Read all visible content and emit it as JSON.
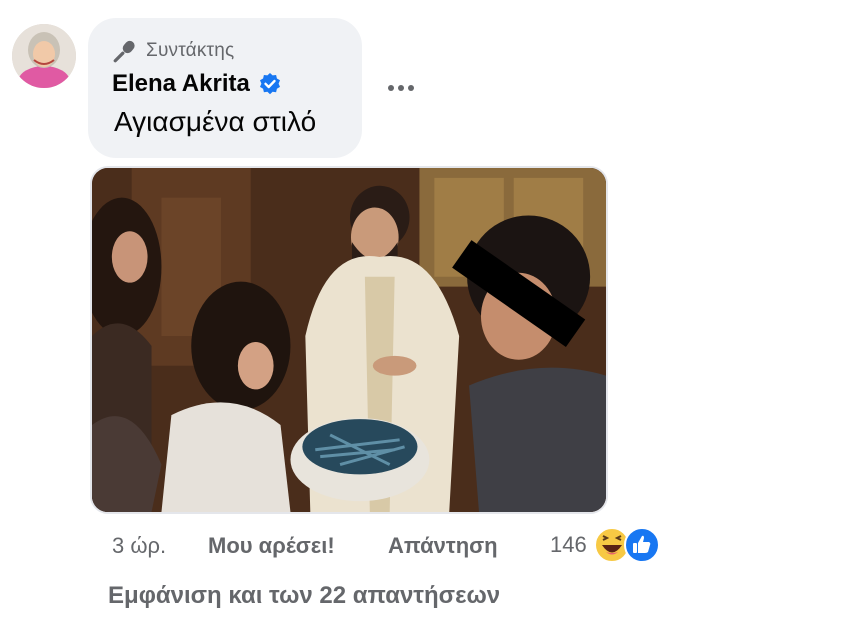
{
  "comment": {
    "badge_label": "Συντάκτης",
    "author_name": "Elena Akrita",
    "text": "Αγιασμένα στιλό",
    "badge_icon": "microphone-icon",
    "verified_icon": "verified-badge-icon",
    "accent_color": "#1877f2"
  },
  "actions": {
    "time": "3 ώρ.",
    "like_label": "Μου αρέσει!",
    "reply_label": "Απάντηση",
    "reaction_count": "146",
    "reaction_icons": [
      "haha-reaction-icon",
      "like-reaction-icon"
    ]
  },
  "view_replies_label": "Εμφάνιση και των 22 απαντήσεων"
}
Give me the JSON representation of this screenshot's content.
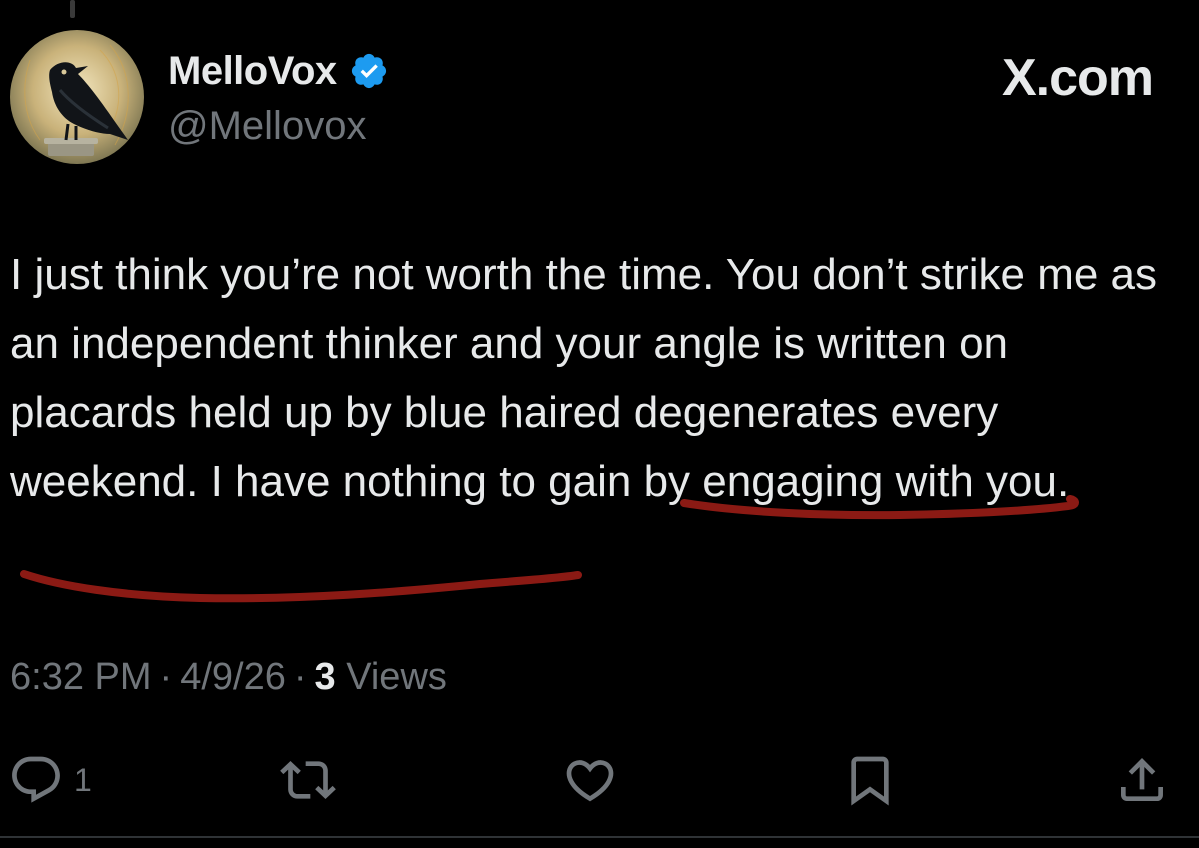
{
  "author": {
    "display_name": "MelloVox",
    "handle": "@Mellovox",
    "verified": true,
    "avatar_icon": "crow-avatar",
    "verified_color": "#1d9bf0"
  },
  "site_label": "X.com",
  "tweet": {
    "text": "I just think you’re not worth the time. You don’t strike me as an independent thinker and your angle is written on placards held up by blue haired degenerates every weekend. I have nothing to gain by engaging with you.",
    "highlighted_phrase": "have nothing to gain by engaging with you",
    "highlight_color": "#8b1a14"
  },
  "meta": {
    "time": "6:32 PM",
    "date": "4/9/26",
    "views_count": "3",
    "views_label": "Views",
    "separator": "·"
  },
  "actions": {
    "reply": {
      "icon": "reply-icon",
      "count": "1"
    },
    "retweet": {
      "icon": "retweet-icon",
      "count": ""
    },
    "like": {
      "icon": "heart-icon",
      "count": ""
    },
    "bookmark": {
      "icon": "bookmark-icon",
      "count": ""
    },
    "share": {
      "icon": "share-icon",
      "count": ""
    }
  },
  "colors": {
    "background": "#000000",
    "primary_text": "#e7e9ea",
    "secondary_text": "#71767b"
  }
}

**PROBLEM DETAILS**
Copy each line of the records precisely and drop any images they hold.

**WORKED SOLUTION**
Read all visible content and emit it as JSON.
{
  "comment": {
    "badge_label": "Συντάκτης",
    "author_name": "Elena Akrita",
    "text": "Αγιασμένα στιλό",
    "badge_icon": "microphone-icon",
    "verified_icon": "verified-badge-icon",
    "accent_color": "#1877f2"
  },
  "actions": {
    "time": "3 ώρ.",
    "like_label": "Μου αρέσει!",
    "reply_label": "Απάντηση",
    "reaction_count": "146",
    "reaction_icons": [
      "haha-reaction-icon",
      "like-reaction-icon"
    ]
  },
  "view_replies_label": "Εμφάνιση και των 22 απαντήσεων"
}
Give me the JSON representation of this screenshot's content.
{
  "author": {
    "display_name": "MelloVox",
    "handle": "@Mellovox",
    "verified": true,
    "avatar_icon": "crow-avatar",
    "verified_color": "#1d9bf0"
  },
  "site_label": "X.com",
  "tweet": {
    "text": "I just think you’re not worth the time. You don’t strike me as an independent thinker and your angle is written on placards held up by blue haired degenerates every weekend. I have nothing to gain by engaging with you.",
    "highlighted_phrase": "have nothing to gain by engaging with you",
    "highlight_color": "#8b1a14"
  },
  "meta": {
    "time": "6:32 PM",
    "date": "4/9/26",
    "views_count": "3",
    "views_label": "Views",
    "separator": "·"
  },
  "actions": {
    "reply": {
      "icon": "reply-icon",
      "count": "1"
    },
    "retweet": {
      "icon": "retweet-icon",
      "count": ""
    },
    "like": {
      "icon": "heart-icon",
      "count": ""
    },
    "bookmark": {
      "icon": "bookmark-icon",
      "count": ""
    },
    "share": {
      "icon": "share-icon",
      "count": ""
    }
  },
  "colors": {
    "background": "#000000",
    "primary_text": "#e7e9ea",
    "secondary_text": "#71767b"
  }
}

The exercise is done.